_MATERIAL FOR THIS TASK_.

====

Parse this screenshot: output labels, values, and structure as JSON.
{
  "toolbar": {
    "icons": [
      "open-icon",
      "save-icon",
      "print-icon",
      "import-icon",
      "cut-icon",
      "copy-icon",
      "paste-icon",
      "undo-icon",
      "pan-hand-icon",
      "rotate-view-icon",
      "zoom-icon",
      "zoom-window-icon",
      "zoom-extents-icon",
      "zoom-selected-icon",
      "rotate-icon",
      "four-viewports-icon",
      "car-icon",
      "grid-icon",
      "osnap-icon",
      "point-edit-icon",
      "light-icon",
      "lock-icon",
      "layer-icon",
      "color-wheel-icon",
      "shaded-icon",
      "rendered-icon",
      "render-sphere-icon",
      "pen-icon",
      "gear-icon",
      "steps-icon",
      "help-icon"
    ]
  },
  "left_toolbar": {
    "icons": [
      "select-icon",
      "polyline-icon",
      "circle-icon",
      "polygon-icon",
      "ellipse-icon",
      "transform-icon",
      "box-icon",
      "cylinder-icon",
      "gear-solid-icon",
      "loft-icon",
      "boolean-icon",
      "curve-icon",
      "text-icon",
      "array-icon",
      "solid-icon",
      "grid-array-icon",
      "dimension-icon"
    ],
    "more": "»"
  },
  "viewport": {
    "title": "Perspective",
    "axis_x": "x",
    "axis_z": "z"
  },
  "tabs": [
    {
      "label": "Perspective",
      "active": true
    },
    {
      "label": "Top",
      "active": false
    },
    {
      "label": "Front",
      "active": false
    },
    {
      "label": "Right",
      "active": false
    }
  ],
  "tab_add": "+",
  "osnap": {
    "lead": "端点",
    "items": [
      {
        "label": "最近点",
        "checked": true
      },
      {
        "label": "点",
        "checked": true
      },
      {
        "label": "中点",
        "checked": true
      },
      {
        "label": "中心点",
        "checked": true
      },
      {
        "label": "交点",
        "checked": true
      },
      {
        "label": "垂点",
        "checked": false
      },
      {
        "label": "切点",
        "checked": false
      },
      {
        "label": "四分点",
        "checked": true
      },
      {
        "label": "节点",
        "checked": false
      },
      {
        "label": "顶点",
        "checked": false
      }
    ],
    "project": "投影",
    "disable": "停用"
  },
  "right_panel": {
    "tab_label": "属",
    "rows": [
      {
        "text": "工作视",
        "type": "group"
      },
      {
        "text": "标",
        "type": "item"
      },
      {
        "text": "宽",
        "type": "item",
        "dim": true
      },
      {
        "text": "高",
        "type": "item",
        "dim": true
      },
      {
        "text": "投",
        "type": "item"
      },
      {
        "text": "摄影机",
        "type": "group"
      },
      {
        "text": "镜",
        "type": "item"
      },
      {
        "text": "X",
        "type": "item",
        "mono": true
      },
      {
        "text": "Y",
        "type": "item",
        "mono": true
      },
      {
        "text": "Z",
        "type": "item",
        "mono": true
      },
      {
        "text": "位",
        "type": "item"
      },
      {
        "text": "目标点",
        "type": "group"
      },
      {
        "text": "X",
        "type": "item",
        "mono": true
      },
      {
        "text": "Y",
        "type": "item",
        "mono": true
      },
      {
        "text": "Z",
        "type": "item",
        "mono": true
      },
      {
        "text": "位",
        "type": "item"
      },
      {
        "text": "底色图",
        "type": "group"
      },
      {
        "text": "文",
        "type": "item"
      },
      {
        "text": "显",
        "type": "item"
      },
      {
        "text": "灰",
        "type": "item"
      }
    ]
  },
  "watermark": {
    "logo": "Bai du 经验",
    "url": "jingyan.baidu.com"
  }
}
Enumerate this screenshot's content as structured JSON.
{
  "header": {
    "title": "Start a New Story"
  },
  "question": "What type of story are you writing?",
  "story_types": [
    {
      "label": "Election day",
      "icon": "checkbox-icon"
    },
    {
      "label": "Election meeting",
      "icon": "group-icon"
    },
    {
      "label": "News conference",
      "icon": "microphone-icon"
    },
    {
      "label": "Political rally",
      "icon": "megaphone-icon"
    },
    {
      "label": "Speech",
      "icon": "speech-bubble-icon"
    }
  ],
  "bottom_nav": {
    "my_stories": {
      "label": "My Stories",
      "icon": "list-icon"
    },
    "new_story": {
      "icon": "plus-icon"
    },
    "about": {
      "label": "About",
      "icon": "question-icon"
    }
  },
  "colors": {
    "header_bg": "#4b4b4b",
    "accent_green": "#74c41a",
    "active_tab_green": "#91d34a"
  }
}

====

_SHORT EXERCISE_. Output the lines above verbatim and in full.

_OUTPUT FOR THIS EXERCISE_.
Parse this screenshot: output labels, values, and structure as JSON.
{
  "toolbar": {
    "icons": [
      "open-icon",
      "save-icon",
      "print-icon",
      "import-icon",
      "cut-icon",
      "copy-icon",
      "paste-icon",
      "undo-icon",
      "pan-hand-icon",
      "rotate-view-icon",
      "zoom-icon",
      "zoom-window-icon",
      "zoom-extents-icon",
      "zoom-selected-icon",
      "rotate-icon",
      "four-viewports-icon",
      "car-icon",
      "grid-icon",
      "osnap-icon",
      "point-edit-icon",
      "light-icon",
      "lock-icon",
      "layer-icon",
      "color-wheel-icon",
      "shaded-icon",
      "rendered-icon",
      "render-sphere-icon",
      "pen-icon",
      "gear-icon",
      "steps-icon",
      "help-icon"
    ]
  },
  "left_toolbar": {
    "icons": [
      "select-icon",
      "polyline-icon",
      "circle-icon",
      "polygon-icon",
      "ellipse-icon",
      "transform-icon",
      "box-icon",
      "cylinder-icon",
      "gear-solid-icon",
      "loft-icon",
      "boolean-icon",
      "curve-icon",
      "text-icon",
      "array-icon",
      "solid-icon",
      "grid-array-icon",
      "dimension-icon"
    ],
    "more": "»"
  },
  "viewport": {
    "title": "Perspective",
    "axis_x": "x",
    "axis_z": "z"
  },
  "tabs": [
    {
      "label": "Perspective",
      "active": true
    },
    {
      "label": "Top",
      "active": false
    },
    {
      "label": "Front",
      "active": false
    },
    {
      "label": "Right",
      "active": false
    }
  ],
  "tab_add": "+",
  "osnap": {
    "lead": "端点",
    "items": [
      {
        "label": "最近点",
        "checked": true
      },
      {
        "label": "点",
        "checked": true
      },
      {
        "label": "中点",
        "checked": true
      },
      {
        "label": "中心点",
        "checked": true
      },
      {
        "label": "交点",
        "checked": true
      },
      {
        "label": "垂点",
        "checked": false
      },
      {
        "label": "切点",
        "checked": false
      },
      {
        "label": "四分点",
        "checked": true
      },
      {
        "label": "节点",
        "checked": false
      },
      {
        "label": "顶点",
        "checked": false
      }
    ],
    "project": "投影",
    "disable": "停用"
  },
  "right_panel": {
    "tab_label": "属",
    "rows": [
      {
        "text": "工作视",
        "type": "group"
      },
      {
        "text": "标",
        "type": "item"
      },
      {
        "text": "宽",
        "type": "item",
        "dim": true
      },
      {
        "text": "高",
        "type": "item",
        "dim": true
      },
      {
        "text": "投",
        "type": "item"
      },
      {
        "text": "摄影机",
        "type": "group"
      },
      {
        "text": "镜",
        "type": "item"
      },
      {
        "text": "X",
        "type": "item",
        "mono": true
      },
      {
        "text": "Y",
        "type": "item",
        "mono": true
      },
      {
        "text": "Z",
        "type": "item",
        "mono": true
      },
      {
        "text": "位",
        "type": "item"
      },
      {
        "text": "目标点",
        "type": "group"
      },
      {
        "text": "X",
        "type": "item",
        "mono": true
      },
      {
        "text": "Y",
        "type": "item",
        "mono": true
      },
      {
        "text": "Z",
        "type": "item",
        "mono": true
      },
      {
        "text": "位",
        "type": "item"
      },
      {
        "text": "底色图",
        "type": "group"
      },
      {
        "text": "文",
        "type": "item"
      },
      {
        "text": "显",
        "type": "item"
      },
      {
        "text": "灰",
        "type": "item"
      }
    ]
  },
  "watermark": {
    "logo": "Bai du 经验",
    "url": "jingyan.baidu.com"
  }
}
Enumerate this screenshot's content as structured JSON.
{
  "header": {
    "title": "Start a New Story"
  },
  "question": "What type of story are you writing?",
  "story_types": [
    {
      "label": "Election day",
      "icon": "checkbox-icon"
    },
    {
      "label": "Election meeting",
      "icon": "group-icon"
    },
    {
      "label": "News conference",
      "icon": "microphone-icon"
    },
    {
      "label": "Political rally",
      "icon": "megaphone-icon"
    },
    {
      "label": "Speech",
      "icon": "speech-bubble-icon"
    }
  ],
  "bottom_nav": {
    "my_stories": {
      "label": "My Stories",
      "icon": "list-icon"
    },
    "new_story": {
      "icon": "plus-icon"
    },
    "about": {
      "label": "About",
      "icon": "question-icon"
    }
  },
  "colors": {
    "header_bg": "#4b4b4b",
    "accent_green": "#74c41a",
    "active_tab_green": "#91d34a"
  }
}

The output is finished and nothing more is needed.